— Start of PROVIDED ENTRIES —

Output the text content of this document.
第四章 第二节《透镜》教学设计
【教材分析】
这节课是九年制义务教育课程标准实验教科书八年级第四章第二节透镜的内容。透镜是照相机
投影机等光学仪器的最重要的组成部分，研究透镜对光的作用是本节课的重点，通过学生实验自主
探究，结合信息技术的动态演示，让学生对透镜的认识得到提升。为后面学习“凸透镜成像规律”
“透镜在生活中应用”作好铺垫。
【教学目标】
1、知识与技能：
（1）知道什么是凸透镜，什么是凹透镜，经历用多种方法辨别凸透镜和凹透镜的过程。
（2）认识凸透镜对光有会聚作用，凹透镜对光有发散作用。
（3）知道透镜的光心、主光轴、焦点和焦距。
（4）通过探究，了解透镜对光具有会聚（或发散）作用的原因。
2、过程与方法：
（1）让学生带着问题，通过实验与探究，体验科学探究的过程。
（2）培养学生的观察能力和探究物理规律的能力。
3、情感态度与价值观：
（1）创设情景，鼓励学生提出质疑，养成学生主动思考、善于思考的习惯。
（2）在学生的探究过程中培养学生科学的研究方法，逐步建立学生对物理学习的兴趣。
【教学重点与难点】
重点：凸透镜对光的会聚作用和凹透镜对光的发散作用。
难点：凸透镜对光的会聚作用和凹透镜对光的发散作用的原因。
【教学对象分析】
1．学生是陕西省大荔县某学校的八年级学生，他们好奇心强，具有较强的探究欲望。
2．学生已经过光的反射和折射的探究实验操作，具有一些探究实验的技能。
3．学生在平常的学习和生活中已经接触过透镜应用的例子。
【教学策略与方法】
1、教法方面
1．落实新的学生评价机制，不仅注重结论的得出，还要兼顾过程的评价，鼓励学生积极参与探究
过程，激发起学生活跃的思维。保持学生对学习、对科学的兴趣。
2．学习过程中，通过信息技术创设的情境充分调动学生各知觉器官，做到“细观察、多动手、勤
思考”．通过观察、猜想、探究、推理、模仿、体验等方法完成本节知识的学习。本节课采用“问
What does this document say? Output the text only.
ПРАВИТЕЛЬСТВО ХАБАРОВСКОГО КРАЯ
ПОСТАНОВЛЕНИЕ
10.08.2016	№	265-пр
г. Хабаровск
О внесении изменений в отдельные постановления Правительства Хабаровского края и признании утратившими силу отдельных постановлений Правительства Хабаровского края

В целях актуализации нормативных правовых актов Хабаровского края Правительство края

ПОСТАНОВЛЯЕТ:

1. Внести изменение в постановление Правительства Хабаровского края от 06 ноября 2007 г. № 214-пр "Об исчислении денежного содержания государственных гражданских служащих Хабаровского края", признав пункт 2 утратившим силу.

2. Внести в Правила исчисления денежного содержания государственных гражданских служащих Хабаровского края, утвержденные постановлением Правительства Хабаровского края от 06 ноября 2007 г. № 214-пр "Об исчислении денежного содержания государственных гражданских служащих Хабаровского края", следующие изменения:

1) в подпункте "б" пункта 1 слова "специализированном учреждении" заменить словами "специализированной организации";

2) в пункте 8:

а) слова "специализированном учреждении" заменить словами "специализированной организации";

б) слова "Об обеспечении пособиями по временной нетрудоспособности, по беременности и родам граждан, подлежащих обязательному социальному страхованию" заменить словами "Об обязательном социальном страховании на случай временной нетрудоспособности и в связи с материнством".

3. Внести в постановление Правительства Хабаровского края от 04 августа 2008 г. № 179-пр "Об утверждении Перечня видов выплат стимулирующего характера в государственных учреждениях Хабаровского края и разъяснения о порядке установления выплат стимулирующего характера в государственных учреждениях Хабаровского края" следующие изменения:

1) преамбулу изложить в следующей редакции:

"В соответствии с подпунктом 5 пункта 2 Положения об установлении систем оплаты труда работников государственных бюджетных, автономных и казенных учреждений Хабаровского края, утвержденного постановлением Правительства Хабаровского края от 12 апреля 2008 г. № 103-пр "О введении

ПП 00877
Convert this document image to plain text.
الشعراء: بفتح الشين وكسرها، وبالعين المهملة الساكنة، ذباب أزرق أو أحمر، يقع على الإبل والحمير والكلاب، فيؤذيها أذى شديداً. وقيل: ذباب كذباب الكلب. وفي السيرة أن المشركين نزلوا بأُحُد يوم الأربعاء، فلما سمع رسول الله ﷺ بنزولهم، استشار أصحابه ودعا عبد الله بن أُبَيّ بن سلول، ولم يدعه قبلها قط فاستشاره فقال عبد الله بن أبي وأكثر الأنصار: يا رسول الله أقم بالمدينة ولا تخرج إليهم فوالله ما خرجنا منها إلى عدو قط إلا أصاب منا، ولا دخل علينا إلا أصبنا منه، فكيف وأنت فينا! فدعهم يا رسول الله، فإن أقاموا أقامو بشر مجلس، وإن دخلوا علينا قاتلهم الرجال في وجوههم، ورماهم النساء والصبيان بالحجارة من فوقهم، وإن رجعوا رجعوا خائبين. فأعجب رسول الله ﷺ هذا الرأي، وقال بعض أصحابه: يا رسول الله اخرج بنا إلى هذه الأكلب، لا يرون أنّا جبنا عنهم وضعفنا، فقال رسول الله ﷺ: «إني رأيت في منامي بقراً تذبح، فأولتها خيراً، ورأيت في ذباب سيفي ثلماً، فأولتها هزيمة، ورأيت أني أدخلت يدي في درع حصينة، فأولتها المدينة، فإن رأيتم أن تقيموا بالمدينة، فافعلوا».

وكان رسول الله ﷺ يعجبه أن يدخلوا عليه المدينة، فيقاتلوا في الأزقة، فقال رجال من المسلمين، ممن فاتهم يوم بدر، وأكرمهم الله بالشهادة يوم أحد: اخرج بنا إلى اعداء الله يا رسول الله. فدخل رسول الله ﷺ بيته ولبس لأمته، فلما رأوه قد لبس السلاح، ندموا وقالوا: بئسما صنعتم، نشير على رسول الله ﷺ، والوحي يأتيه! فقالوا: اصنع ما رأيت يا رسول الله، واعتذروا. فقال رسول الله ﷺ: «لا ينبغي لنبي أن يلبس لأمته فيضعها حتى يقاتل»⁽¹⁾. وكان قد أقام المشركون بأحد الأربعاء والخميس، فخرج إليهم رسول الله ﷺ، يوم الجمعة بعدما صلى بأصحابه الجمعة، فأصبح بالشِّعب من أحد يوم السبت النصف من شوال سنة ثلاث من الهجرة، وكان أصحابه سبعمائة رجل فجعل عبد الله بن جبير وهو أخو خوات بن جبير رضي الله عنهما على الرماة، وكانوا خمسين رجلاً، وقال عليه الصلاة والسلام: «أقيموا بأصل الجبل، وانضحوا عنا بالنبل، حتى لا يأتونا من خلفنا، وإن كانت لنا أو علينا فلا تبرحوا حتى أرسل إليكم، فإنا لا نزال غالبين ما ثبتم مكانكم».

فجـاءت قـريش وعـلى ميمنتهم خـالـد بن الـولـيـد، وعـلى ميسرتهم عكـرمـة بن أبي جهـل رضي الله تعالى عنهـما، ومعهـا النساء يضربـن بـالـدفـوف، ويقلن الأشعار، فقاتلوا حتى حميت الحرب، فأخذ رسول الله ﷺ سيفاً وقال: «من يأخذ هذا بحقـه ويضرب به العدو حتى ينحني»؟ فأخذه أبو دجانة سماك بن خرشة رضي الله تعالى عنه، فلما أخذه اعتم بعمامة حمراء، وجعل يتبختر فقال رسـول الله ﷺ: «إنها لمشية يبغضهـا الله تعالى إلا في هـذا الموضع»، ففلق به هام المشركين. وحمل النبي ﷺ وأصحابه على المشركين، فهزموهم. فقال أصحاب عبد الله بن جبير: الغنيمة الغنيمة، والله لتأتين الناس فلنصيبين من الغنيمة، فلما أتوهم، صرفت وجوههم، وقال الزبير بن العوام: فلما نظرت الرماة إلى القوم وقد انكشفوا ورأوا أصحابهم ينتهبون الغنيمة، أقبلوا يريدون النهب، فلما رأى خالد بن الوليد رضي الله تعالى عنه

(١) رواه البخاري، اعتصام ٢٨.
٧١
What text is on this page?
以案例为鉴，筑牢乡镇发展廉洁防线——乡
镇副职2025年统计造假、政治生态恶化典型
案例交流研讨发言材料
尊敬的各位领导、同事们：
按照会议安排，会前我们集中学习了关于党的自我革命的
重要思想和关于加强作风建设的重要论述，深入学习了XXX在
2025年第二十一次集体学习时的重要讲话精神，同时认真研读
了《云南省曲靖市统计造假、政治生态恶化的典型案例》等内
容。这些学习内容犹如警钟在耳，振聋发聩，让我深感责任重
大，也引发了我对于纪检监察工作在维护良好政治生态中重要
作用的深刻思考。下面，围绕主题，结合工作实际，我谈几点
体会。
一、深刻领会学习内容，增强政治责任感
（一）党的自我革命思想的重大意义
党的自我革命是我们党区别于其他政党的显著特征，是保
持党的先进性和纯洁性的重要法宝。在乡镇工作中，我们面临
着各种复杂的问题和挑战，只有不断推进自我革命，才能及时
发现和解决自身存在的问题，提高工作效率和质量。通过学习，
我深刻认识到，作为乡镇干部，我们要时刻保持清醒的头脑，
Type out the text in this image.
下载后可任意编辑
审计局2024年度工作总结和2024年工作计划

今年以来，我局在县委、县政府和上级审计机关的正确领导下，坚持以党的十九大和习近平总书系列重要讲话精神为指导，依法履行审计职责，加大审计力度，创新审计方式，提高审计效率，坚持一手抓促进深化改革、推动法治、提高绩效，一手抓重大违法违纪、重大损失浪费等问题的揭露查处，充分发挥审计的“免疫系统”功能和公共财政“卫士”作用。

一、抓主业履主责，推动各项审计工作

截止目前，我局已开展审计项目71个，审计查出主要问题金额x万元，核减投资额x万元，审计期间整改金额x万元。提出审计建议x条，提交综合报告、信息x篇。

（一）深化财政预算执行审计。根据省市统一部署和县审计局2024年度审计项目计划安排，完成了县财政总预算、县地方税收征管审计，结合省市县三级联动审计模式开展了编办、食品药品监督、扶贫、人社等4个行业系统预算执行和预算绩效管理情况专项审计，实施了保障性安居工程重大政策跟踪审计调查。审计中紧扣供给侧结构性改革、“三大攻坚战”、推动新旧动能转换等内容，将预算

— End of PROVIDED ENTRIES —

WRITTEN EXERCISE
Copy every line of the listing that contains the word "специализированной".

SOLUTION
1) в подпункте "б" пункта 1 слова "специализированном учреждении" заменить словами "специализированной организации";
а) слова "специализированном учреждении" заменить словами "специализированной организации";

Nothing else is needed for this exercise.